# SELECTION

......

To build resilient systems, embrace the chaos

Published: April 6th, 2020

It shouldn’t be news to you to hear that software needs to be tested rigorously before being pushed to production. Over the years, countless testing methodologies have popped up, each promising to be the best one. From automated testing to continuous testing to test-driven development, there is no shortage of ways to test your software.

While there may be variations in these testing methods, they all still rely on some form of human intervention. Humans need to script the tests, which means they need to know what they’re testing for. This presents a challenge in complex environments when a number of factors could combine to produce an unintended result — one for which testers wouldn’t have thought to test.

This is where chaos engineering comes in, Michael Fisher, product manager at OpsRamp explained. Chaos engineering allows you to test for those “unknown unknowns,” he said.

According to Shannon Weyrick, vice president of architecture at NS1, chaos engineering is “the practice of intentionally introducing failures in systems to proactively identify points of weakness. Weyrick explained that aside from identifying weaknesses in a system, chaos engineering allows teams to predict and proactively mitigate problems before they turn into problems that could impact the business.

......

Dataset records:
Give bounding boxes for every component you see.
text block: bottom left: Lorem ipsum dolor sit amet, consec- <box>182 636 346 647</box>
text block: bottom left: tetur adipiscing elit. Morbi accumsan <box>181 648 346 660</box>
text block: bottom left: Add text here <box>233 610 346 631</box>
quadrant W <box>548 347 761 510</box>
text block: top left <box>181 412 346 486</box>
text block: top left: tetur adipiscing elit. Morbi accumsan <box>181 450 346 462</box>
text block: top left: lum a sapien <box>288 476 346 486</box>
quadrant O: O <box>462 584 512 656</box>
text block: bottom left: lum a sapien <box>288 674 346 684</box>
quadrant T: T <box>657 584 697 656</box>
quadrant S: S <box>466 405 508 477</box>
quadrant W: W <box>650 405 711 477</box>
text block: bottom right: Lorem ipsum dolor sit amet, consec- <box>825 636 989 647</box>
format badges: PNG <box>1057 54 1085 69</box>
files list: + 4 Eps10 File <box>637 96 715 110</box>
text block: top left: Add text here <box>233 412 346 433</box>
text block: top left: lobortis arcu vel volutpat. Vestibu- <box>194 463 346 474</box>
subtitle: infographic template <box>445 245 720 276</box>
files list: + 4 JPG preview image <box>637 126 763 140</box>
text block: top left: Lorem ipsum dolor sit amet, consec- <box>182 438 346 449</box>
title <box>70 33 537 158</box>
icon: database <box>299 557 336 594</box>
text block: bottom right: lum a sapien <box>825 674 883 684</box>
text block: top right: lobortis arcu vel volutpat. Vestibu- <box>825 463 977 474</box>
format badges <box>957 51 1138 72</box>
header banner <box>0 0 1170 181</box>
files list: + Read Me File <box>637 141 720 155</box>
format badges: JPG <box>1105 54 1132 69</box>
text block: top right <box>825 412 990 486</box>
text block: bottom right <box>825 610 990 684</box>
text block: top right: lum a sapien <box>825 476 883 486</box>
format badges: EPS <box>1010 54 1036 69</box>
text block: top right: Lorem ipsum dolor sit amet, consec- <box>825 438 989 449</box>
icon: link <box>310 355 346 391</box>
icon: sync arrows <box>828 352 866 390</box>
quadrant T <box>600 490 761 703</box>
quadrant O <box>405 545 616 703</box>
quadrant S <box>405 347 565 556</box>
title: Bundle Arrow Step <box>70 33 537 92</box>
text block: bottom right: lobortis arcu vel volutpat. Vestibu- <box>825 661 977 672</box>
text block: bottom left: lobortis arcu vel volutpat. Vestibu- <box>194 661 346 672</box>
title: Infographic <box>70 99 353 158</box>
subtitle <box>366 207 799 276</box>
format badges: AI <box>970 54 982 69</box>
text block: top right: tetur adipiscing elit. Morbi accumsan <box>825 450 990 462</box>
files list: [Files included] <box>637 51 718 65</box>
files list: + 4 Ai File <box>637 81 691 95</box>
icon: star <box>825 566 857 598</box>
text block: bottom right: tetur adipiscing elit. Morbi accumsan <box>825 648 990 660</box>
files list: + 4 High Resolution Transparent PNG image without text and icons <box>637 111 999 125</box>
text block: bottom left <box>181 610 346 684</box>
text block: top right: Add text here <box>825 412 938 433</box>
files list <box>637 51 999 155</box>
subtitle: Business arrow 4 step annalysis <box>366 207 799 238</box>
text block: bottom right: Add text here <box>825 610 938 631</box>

......

# EXERCISE TASKS
1 > Copy the chaos engineering article word for word, between "Published: April 6th, 2020" and "test your software.", inclusive.
2 > Answer these questions using the chaos engineering article:
(a) On what date was it published?
(b) What is Michael Fisher's job, and at which company?
(c) What position does Shannon Weyrick hold at NS1?
This material comes from a separate source.

# EXERCISE SOLUTIONS
1 >
Published: April 6th, 2020

It shouldn’t be news to you to hear that software needs to be tested rigorously before being pushed to production. Over the years, countless testing methodologies have popped up, each promising to be the best one. From automated testing to continuous testing to test-driven development, there is no shortage of ways to test your software.

2 >
(a) April 6th, 2020
(b) Product manager at OpsRamp
(c) Vice president of architecture